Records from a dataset
Start
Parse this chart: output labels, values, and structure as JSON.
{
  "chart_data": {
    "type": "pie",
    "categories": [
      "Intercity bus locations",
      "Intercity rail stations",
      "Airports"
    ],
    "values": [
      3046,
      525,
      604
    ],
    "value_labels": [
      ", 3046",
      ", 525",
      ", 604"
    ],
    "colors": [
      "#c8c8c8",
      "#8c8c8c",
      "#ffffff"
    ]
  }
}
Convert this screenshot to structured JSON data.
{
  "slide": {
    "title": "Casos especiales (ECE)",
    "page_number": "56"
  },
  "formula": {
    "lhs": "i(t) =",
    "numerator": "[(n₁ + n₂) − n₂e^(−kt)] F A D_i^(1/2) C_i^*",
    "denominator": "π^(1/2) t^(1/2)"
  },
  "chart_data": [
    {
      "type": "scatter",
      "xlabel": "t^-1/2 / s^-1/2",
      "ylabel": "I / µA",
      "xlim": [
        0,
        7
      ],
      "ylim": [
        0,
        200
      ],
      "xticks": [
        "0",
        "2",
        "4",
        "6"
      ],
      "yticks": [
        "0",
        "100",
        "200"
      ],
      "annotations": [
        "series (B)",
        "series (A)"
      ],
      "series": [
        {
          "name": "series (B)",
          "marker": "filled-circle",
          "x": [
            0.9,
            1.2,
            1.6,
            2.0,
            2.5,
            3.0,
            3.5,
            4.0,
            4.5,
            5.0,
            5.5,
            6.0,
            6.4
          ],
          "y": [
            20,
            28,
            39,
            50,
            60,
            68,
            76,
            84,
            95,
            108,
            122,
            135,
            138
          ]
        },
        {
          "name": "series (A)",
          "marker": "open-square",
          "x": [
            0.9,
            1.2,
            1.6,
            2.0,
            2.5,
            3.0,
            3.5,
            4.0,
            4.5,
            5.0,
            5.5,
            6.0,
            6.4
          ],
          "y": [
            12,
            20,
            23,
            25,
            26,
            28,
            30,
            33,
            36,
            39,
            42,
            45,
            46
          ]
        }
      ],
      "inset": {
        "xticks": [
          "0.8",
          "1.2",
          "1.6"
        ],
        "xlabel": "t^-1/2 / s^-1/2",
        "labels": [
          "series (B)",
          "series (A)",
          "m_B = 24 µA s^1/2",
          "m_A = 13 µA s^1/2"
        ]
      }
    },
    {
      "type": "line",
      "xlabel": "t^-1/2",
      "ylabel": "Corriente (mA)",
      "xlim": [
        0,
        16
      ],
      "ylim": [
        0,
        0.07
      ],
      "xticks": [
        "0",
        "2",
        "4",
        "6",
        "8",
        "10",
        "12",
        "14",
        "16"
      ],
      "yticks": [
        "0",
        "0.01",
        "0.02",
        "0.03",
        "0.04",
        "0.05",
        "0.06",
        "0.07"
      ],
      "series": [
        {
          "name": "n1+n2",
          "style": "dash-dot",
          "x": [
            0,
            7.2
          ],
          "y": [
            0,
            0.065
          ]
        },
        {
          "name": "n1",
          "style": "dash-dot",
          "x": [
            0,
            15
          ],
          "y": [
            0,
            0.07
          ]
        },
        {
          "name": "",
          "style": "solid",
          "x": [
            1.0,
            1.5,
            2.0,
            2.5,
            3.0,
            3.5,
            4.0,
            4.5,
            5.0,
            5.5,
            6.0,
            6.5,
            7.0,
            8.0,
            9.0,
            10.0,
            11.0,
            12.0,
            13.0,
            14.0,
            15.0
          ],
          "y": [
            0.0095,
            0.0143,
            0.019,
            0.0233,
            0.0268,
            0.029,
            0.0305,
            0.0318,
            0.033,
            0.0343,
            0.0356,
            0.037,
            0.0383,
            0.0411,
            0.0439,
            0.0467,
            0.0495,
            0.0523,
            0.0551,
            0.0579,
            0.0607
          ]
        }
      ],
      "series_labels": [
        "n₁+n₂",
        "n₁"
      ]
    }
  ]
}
End
WHAT THIS TASK INVOLVES
Every entry above should be retyped exactly as shown.

THE REPLY
Parse this chart: output labels, values, and structure as JSON.
{
  "chart_data": {
    "type": "pie",
    "categories": [
      "Intercity bus locations",
      "Intercity rail stations",
      "Airports"
    ],
    "values": [
      3046,
      525,
      604
    ],
    "value_labels": [
      ", 3046",
      ", 525",
      ", 604"
    ],
    "colors": [
      "#c8c8c8",
      "#8c8c8c",
      "#ffffff"
    ]
  }
}
Convert this screenshot to structured JSON data.
{
  "slide": {
    "title": "Casos especiales (ECE)",
    "page_number": "56"
  },
  "formula": {
    "lhs": "i(t) =",
    "numerator": "[(n₁ + n₂) − n₂e^(−kt)] F A D_i^(1/2) C_i^*",
    "denominator": "π^(1/2) t^(1/2)"
  },
  "chart_data": [
    {
      "type": "scatter",
      "xlabel": "t^-1/2 / s^-1/2",
      "ylabel": "I / µA",
      "xlim": [
        0,
        7
      ],
      "ylim": [
        0,
        200
      ],
      "xticks": [
        "0",
        "2",
        "4",
        "6"
      ],
      "yticks": [
        "0",
        "100",
        "200"
      ],
      "annotations": [
        "series (B)",
        "series (A)"
      ],
      "series": [
        {
          "name": "series (B)",
          "marker": "filled-circle",
          "x": [
            0.9,
            1.2,
            1.6,
            2.0,
            2.5,
            3.0,
            3.5,
            4.0,
            4.5,
            5.0,
            5.5,
            6.0,
            6.4
          ],
          "y": [
            20,
            28,
            39,
            50,
            60,
            68,
            76,
            84,
            95,
            108,
            122,
            135,
            138
          ]
        },
        {
          "name": "series (A)",
          "marker": "open-square",
          "x": [
            0.9,
            1.2,
            1.6,
            2.0,
            2.5,
            3.0,
            3.5,
            4.0,
            4.5,
            5.0,
            5.5,
            6.0,
            6.4
          ],
          "y": [
            12,
            20,
            23,
            25,
            26,
            28,
            30,
            33,
            36,
            39,
            42,
            45,
            46
          ]
        }
      ],
      "inset": {
        "xticks": [
          "0.8",
          "1.2",
          "1.6"
        ],
        "xlabel": "t^-1/2 / s^-1/2",
        "labels": [
          "series (B)",
          "series (A)",
          "m_B = 24 µA s^1/2",
          "m_A = 13 µA s^1/2"
        ]
      }
    },
    {
      "type": "line",
      "xlabel": "t^-1/2",
      "ylabel": "Corriente (mA)",
      "xlim": [
        0,
        16
      ],
      "ylim": [
        0,
        0.07
      ],
      "xticks": [
        "0",
        "2",
        "4",
        "6",
        "8",
        "10",
        "12",
        "14",
        "16"
      ],
      "yticks": [
        "0",
        "0.01",
        "0.02",
        "0.03",
        "0.04",
        "0.05",
        "0.06",
        "0.07"
      ],
      "series": [
        {
          "name": "n1+n2",
          "style": "dash-dot",
          "x": [
            0,
            7.2
          ],
          "y": [
            0,
            0.065
          ]
        },
        {
          "name": "n1",
          "style": "dash-dot",
          "x": [
            0,
            15
          ],
          "y": [
            0,
            0.07
          ]
        },
        {
          "name": "",
          "style": "solid",
          "x": [
            1.0,
            1.5,
            2.0,
            2.5,
            3.0,
            3.5,
            4.0,
            4.5,
            5.0,
            5.5,
            6.0,
            6.5,
            7.0,
            8.0,
            9.0,
            10.0,
            11.0,
            12.0,
            13.0,
            14.0,
            15.0
          ],
          "y": [
            0.0095,
            0.0143,
            0.019,
            0.0233,
            0.0268,
            0.029,
            0.0305,
            0.0318,
            0.033,
            0.0343,
            0.0356,
            0.037,
            0.0383,
            0.0411,
            0.0439,
            0.0467,
            0.0495,
            0.0523,
            0.0551,
            0.0579,
            0.0607
          ]
        }
      ],
      "series_labels": [
        "n₁+n₂",
        "n₁"
      ]
    }
  ]
}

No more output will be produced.